Dataset rows:
>>>
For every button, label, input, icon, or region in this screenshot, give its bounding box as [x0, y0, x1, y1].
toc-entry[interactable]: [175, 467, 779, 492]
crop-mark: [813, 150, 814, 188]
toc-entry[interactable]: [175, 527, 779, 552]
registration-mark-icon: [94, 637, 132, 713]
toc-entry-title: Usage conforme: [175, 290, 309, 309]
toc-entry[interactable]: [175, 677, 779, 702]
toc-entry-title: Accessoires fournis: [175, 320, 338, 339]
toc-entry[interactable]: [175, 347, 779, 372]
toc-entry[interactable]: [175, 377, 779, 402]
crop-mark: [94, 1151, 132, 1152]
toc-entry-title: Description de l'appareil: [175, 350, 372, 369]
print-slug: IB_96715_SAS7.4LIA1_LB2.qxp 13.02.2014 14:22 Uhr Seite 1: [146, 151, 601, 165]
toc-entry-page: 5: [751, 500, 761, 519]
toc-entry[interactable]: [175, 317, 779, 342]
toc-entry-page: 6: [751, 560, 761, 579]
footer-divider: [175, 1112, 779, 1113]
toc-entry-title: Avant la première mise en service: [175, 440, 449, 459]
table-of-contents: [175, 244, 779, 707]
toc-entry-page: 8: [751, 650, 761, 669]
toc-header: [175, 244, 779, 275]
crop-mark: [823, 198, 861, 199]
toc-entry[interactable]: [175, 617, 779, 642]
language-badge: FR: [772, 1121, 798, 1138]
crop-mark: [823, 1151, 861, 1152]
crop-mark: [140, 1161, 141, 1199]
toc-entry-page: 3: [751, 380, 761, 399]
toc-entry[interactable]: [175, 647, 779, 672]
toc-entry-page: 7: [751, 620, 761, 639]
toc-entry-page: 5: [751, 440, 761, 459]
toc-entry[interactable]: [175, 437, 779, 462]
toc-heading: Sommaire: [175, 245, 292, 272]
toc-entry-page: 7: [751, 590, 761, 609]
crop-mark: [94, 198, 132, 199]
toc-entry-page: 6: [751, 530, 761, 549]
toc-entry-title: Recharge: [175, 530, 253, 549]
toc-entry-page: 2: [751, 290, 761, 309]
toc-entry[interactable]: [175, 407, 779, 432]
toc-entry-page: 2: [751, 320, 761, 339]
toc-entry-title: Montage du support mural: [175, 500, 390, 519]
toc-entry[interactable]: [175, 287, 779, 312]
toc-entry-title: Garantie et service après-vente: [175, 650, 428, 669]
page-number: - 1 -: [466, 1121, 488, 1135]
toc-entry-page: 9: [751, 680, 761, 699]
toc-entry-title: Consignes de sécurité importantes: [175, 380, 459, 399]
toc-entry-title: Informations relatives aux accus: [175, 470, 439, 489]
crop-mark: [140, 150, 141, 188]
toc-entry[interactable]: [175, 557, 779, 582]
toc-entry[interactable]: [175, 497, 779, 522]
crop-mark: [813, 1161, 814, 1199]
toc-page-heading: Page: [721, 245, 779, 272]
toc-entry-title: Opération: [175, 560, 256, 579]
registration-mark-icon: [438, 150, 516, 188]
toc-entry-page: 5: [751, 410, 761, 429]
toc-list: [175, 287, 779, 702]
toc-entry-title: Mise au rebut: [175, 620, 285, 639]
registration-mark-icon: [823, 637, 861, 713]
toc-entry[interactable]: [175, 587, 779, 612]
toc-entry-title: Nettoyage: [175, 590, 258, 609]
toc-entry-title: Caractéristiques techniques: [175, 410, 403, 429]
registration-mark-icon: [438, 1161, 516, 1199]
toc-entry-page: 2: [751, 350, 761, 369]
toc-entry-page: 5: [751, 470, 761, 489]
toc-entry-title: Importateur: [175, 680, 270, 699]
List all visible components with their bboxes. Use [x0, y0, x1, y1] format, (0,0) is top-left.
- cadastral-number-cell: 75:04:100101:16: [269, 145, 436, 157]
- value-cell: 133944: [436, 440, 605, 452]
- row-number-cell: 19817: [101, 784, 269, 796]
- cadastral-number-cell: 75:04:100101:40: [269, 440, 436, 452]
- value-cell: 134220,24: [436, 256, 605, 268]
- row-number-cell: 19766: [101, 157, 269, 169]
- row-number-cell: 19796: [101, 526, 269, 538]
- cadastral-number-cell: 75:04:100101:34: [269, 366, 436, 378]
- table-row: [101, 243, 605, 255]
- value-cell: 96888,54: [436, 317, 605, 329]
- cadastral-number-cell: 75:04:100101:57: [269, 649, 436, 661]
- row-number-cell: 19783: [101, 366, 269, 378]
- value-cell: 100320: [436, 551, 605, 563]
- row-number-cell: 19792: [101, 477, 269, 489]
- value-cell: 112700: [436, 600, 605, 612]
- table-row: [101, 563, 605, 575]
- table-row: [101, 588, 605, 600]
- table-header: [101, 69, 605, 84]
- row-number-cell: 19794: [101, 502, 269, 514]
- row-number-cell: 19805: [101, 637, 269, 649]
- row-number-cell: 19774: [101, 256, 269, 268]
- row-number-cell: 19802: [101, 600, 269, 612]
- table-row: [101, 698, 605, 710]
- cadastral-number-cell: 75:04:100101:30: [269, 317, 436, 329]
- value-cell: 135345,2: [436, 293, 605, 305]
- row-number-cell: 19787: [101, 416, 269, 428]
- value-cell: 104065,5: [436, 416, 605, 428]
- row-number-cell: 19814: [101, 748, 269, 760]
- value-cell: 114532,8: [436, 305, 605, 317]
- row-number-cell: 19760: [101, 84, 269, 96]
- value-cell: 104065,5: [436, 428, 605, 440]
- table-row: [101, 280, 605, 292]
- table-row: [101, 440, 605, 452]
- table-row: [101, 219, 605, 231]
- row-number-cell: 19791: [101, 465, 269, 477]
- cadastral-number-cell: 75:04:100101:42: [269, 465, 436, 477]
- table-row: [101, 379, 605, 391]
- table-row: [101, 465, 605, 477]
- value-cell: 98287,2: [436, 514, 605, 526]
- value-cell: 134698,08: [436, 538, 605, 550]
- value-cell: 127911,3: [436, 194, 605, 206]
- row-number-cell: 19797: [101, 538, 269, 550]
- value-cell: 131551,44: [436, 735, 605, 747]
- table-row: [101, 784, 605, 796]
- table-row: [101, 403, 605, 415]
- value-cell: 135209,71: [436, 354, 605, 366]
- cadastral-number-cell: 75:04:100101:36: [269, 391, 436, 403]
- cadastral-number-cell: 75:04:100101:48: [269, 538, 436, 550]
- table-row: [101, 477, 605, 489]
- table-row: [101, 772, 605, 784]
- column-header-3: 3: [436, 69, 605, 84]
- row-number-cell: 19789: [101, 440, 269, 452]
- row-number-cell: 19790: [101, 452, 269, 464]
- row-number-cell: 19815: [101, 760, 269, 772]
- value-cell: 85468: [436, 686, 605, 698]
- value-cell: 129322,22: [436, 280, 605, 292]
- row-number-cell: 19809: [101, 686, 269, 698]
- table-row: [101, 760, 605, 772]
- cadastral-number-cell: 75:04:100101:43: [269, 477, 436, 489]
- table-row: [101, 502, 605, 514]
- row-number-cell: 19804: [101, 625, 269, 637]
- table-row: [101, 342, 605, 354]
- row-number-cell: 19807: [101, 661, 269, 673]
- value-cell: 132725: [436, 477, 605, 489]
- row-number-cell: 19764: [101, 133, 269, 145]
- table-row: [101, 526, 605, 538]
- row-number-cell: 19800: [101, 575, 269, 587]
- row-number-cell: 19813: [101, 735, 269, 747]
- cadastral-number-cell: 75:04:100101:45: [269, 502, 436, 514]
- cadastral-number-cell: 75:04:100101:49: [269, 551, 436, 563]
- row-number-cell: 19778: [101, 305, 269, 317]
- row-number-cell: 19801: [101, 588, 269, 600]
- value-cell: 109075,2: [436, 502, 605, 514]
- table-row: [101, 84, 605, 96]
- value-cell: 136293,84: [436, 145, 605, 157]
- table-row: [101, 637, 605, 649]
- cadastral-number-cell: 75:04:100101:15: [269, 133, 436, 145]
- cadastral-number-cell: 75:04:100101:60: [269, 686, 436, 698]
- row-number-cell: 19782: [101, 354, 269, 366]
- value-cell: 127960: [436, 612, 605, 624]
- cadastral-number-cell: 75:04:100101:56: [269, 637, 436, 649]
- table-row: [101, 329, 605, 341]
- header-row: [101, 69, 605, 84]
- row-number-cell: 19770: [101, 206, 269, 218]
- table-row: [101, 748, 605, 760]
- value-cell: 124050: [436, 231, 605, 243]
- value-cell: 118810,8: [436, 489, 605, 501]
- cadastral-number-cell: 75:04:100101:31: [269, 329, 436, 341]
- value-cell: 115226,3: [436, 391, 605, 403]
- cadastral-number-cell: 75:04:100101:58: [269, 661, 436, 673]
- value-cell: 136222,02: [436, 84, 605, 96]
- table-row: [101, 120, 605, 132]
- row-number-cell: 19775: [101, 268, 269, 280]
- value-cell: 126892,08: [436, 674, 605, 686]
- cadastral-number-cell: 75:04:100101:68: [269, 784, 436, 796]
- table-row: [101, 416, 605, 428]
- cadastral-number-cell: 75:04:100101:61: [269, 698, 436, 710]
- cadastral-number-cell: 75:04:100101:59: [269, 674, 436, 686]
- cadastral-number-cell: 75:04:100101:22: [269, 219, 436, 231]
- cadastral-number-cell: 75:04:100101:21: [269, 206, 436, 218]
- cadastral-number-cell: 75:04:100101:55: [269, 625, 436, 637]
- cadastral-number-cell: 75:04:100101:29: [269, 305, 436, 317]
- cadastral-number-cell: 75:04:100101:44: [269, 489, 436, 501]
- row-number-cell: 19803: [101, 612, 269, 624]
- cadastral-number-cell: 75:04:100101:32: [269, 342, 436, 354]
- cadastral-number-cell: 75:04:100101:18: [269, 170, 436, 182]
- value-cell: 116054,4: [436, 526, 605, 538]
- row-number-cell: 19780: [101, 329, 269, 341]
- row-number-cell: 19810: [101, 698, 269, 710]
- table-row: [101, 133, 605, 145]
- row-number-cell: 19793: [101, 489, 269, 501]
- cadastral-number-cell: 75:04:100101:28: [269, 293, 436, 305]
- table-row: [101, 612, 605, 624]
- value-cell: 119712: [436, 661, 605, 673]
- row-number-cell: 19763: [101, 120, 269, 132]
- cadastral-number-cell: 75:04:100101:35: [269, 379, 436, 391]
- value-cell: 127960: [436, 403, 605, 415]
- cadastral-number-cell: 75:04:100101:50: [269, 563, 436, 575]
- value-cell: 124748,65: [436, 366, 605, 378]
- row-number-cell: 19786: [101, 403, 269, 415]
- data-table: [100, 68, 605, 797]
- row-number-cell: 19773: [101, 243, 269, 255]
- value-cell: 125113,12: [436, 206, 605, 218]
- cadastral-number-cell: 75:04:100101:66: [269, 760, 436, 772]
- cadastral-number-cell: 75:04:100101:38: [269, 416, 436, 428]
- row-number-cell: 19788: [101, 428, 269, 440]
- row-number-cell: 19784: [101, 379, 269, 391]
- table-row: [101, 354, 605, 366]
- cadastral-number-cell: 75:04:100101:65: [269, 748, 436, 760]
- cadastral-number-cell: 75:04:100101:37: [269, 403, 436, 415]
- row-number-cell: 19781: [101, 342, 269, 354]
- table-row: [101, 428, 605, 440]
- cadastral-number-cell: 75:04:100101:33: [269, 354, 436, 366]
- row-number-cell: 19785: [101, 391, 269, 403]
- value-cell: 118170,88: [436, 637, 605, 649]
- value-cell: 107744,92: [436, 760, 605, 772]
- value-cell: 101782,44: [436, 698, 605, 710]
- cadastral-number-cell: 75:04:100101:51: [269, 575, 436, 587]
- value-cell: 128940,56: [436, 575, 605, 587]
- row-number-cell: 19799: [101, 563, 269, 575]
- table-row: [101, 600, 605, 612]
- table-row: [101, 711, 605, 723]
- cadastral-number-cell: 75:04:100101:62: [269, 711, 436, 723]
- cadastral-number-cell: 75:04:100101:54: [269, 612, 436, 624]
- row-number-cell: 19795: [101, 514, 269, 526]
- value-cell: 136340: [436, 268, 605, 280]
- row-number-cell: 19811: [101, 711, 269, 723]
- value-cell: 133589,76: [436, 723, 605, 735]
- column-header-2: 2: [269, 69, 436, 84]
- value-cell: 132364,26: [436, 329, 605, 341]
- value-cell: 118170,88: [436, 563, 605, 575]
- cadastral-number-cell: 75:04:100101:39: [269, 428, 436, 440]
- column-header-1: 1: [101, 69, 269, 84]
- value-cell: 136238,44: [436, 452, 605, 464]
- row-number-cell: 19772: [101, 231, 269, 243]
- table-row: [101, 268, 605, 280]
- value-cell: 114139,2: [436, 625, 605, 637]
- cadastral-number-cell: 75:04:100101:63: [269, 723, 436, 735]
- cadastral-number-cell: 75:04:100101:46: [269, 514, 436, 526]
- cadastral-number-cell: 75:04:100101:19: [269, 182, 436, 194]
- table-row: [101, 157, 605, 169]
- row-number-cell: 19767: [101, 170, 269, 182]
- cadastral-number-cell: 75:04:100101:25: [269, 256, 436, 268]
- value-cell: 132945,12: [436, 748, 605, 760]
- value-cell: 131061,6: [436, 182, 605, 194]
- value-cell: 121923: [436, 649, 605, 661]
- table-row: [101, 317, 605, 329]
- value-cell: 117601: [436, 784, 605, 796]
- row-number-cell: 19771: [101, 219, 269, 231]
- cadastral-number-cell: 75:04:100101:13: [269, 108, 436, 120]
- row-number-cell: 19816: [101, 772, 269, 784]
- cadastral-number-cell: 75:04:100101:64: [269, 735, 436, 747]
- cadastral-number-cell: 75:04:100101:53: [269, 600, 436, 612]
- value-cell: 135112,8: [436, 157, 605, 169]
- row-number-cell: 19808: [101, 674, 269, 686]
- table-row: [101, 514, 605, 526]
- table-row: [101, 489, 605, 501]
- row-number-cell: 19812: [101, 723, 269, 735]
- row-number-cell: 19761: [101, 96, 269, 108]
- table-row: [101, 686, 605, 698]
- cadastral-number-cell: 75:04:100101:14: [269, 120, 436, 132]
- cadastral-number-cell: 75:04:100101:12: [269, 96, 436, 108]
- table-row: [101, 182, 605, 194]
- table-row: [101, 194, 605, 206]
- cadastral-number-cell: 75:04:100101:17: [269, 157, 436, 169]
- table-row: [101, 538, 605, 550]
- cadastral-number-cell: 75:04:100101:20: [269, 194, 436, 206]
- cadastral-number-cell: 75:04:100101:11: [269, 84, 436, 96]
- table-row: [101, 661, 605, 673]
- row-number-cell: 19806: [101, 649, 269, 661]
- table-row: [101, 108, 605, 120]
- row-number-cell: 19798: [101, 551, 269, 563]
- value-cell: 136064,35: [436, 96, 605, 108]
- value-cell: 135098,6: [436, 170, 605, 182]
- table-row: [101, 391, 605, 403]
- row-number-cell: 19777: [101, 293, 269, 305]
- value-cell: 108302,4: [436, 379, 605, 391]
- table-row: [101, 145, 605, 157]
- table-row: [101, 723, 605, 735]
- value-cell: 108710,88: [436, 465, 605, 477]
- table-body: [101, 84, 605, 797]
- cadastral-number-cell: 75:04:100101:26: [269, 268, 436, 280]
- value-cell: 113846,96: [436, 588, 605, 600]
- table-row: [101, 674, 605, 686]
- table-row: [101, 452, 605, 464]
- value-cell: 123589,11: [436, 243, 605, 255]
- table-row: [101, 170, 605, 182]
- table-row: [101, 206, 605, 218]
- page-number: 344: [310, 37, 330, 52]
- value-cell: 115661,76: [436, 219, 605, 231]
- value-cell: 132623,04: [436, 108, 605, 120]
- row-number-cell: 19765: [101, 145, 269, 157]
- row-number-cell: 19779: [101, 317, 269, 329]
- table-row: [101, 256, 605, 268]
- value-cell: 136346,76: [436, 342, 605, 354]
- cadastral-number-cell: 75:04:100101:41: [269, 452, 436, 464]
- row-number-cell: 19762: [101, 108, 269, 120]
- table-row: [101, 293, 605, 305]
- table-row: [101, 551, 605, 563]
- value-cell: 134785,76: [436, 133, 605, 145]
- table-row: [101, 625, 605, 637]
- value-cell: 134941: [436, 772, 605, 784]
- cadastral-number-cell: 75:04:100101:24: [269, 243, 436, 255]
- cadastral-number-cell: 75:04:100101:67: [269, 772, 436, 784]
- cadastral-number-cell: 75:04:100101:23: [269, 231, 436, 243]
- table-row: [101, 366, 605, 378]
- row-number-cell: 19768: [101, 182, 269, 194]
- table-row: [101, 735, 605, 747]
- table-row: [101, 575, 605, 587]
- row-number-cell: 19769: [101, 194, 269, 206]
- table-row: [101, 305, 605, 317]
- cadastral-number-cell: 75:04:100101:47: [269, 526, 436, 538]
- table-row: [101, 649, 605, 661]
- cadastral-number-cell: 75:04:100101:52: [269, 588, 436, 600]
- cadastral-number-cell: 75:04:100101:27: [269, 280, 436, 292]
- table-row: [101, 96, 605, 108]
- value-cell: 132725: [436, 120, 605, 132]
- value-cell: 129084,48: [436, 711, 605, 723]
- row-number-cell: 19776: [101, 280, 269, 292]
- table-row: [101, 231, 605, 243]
<<<
Reproduce the lines from the first one down to the line containing "toc-entry-page: 5: [751, 500, 761, 519]", swapping "crop-mark" for "trim-mark" and leaving everything else unchanged.

For every button, label, input, icon, or region in this screenshot, give its bounding box as [x0, y0, x1, y1].
toc-entry[interactable]: [175, 467, 779, 492]
trim-mark: [813, 150, 814, 188]
toc-entry[interactable]: [175, 527, 779, 552]
registration-mark-icon: [94, 637, 132, 713]
toc-entry-title: Usage conforme: [175, 290, 309, 309]
toc-entry[interactable]: [175, 677, 779, 702]
toc-entry-title: Accessoires fournis: [175, 320, 338, 339]
toc-entry[interactable]: [175, 347, 779, 372]
toc-entry[interactable]: [175, 377, 779, 402]
trim-mark: [94, 1151, 132, 1152]
toc-entry-title: Description de l'appareil: [175, 350, 372, 369]
print-slug: IB_96715_SAS7.4LIA1_LB2.qxp 13.02.2014 14:22 Uhr Seite 1: [146, 151, 601, 165]
toc-entry-page: 5: [751, 500, 761, 519]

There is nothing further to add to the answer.